Provided data:
## begin
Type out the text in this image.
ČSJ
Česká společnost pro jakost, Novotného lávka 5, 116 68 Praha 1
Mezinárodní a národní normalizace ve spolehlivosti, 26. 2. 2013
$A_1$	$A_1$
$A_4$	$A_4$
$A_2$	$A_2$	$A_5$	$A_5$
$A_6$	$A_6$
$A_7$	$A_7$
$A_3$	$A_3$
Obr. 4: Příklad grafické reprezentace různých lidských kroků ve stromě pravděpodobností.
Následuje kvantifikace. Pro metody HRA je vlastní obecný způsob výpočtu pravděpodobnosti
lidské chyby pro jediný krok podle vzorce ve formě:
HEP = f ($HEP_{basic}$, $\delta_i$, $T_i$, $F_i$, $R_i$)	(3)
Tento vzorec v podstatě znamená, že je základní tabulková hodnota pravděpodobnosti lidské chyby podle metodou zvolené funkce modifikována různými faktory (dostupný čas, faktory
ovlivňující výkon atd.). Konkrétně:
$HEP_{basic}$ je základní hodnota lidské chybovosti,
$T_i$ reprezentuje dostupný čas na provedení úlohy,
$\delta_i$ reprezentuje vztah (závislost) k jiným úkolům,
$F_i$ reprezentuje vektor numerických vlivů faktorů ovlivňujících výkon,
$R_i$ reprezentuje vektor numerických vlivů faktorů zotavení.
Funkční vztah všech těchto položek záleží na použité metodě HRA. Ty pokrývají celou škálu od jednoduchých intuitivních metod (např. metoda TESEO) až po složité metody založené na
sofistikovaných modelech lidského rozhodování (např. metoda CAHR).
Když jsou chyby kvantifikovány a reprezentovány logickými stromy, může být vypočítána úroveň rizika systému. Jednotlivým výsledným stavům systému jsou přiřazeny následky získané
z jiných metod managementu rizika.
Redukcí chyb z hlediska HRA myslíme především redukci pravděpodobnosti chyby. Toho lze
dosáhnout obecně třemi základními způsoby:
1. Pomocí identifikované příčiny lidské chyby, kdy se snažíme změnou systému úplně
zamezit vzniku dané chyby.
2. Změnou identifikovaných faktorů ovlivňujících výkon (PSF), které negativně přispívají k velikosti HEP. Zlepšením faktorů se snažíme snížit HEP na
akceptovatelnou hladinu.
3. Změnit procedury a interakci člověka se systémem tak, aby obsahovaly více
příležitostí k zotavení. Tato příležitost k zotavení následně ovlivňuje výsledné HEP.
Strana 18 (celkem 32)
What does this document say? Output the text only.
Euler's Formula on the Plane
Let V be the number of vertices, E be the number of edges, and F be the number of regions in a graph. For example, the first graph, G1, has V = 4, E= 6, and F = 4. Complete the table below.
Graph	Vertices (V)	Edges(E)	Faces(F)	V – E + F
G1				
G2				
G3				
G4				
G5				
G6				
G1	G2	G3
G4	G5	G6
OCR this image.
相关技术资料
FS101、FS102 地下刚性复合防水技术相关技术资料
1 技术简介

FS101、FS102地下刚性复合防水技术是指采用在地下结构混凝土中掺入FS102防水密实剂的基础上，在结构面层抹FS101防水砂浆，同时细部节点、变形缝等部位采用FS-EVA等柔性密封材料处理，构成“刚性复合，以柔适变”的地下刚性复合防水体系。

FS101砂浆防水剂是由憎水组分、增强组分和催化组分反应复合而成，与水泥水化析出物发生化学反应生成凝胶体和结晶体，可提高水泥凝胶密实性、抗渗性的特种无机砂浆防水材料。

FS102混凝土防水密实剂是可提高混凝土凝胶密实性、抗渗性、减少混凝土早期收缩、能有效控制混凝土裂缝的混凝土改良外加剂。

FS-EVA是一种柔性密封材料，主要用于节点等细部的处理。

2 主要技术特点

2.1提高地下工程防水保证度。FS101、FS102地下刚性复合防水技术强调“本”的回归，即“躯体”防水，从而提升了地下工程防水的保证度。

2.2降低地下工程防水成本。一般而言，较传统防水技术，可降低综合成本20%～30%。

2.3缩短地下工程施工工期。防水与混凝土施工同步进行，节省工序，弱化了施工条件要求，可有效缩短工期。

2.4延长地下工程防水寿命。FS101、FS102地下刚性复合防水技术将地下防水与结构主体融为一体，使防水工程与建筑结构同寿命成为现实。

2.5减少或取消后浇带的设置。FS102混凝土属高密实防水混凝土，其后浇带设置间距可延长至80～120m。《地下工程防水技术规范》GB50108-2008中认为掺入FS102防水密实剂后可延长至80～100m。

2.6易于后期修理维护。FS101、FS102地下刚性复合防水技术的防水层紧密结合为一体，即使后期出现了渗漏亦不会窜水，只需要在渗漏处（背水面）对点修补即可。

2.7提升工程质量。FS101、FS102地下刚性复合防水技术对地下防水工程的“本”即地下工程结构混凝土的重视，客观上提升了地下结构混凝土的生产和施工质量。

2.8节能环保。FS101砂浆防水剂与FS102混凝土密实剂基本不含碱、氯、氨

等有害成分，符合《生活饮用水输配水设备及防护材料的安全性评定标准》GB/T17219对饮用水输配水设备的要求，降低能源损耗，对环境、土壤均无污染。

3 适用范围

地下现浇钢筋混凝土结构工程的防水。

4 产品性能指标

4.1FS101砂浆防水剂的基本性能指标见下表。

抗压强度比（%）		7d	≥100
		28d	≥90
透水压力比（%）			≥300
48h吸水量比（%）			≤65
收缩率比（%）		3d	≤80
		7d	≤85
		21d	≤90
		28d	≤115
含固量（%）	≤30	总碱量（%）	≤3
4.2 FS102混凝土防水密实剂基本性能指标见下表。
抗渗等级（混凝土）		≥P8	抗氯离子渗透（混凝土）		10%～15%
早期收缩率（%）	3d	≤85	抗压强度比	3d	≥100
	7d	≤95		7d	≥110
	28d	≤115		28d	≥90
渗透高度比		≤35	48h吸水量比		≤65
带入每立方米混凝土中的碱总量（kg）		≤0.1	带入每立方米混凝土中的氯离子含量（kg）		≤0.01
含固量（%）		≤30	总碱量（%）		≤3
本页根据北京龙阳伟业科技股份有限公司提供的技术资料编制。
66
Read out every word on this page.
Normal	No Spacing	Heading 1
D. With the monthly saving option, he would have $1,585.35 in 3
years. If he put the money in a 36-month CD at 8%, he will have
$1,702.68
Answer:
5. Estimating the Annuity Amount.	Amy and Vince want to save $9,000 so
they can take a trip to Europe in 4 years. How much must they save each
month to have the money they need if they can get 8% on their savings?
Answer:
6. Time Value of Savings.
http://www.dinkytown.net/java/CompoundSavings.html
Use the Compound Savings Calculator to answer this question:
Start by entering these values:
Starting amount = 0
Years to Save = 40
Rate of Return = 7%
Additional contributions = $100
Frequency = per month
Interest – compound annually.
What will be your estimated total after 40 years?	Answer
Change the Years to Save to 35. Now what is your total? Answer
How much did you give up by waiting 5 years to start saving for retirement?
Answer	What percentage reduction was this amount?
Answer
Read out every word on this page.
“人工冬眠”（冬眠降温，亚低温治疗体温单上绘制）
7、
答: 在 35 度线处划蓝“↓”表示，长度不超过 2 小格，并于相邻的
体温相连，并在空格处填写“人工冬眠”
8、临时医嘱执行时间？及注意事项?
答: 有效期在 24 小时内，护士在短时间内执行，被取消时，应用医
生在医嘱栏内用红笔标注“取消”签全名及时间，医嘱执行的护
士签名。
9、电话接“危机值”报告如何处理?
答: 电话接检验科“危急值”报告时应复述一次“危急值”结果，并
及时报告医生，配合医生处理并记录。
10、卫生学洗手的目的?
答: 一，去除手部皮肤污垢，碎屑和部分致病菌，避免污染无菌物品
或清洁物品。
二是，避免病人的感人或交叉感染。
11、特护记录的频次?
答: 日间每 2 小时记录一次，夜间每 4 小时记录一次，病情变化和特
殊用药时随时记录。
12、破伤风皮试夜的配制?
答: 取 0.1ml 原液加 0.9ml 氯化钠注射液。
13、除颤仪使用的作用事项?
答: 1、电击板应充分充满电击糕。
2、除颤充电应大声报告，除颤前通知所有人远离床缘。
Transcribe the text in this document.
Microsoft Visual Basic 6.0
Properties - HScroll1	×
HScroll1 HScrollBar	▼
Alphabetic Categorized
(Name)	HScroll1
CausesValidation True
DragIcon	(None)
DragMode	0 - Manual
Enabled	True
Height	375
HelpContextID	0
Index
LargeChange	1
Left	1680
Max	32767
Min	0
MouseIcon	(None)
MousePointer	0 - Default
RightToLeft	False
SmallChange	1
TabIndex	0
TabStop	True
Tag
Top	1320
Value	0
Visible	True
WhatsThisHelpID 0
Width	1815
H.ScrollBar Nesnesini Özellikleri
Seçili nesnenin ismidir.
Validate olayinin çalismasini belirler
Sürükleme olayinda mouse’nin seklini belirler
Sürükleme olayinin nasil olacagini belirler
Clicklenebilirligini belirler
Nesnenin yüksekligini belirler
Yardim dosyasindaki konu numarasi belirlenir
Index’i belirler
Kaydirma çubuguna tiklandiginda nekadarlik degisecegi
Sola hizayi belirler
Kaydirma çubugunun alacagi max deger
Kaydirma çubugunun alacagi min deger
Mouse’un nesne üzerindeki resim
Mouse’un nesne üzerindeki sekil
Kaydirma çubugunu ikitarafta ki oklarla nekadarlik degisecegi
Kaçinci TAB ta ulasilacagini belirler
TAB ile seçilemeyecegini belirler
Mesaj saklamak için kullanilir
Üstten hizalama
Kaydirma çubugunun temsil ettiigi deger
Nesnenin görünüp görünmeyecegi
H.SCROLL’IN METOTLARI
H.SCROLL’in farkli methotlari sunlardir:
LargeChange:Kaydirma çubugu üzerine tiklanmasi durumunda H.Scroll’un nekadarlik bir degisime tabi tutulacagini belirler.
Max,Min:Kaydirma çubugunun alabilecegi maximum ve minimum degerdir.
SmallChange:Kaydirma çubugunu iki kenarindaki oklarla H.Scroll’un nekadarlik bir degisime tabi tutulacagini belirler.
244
## end
Using the entries above, return each line in which the word "Sürükleme" occurs.

Sürükleme olayinda mouse’nin seklini belirler
Sürükleme olayinin nasil olacagini belirler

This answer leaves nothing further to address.